Copy the material below line for line, changing no characters.

..........

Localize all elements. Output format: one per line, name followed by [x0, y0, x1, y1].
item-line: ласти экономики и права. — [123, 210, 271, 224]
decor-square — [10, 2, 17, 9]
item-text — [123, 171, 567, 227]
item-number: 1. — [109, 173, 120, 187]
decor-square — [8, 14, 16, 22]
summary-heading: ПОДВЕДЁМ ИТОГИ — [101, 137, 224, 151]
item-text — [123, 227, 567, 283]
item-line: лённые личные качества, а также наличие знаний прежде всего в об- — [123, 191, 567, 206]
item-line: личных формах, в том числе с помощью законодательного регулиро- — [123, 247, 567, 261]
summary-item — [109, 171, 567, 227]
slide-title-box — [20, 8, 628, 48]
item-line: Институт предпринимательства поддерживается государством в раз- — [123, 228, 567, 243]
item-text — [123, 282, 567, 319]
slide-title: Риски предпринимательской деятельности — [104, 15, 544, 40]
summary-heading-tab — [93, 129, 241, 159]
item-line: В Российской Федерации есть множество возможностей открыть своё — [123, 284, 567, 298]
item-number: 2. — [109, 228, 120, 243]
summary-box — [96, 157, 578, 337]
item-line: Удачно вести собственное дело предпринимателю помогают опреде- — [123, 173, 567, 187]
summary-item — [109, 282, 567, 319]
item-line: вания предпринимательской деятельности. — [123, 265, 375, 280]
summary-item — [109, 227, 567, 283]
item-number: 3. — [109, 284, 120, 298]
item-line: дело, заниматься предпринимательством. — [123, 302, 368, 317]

..........

• [EXERCISE RESPONSE]:
Localize all elements. Output format: one per line, name followed by [x0, y0, x1, y1].
item-line: ласти экономики и права. — [123, 210, 271, 224]
decor-square — [10, 2, 17, 9]
item-text — [123, 171, 567, 227]
item-number: 1. — [109, 173, 120, 187]
decor-square — [8, 14, 16, 22]
summary-heading: ПОДВЕДЁМ ИТОГИ — [101, 137, 224, 151]
item-text — [123, 227, 567, 283]
item-line: лённые личные качества, а также наличие знаний прежде всего в об- — [123, 191, 567, 206]
item-line: личных формах, в том числе с помощью законодательного регулиро- — [123, 247, 567, 261]
summary-item — [109, 171, 567, 227]
slide-title-box — [20, 8, 628, 48]
item-line: Институт предпринимательства поддерживается государством в раз- — [123, 228, 567, 243]
item-text — [123, 282, 567, 319]
slide-title: Риски предпринимательской деятельности — [104, 15, 544, 40]
summary-heading-tab — [93, 129, 241, 159]
item-line: В Российской Федерации есть множество возможностей открыть своё — [123, 284, 567, 298]
item-number: 2. — [109, 228, 120, 243]
summary-box — [96, 157, 578, 337]
item-line: Удачно вести собственное дело предпринимателю помогают опреде- — [123, 173, 567, 187]
summary-item — [109, 282, 567, 319]
item-line: вания предпринимательской деятельности. — [123, 265, 375, 280]
summary-item — [109, 227, 567, 283]
item-number: 3. — [109, 284, 120, 298]
item-line: дело, заниматься предпринимательством. — [123, 302, 368, 317]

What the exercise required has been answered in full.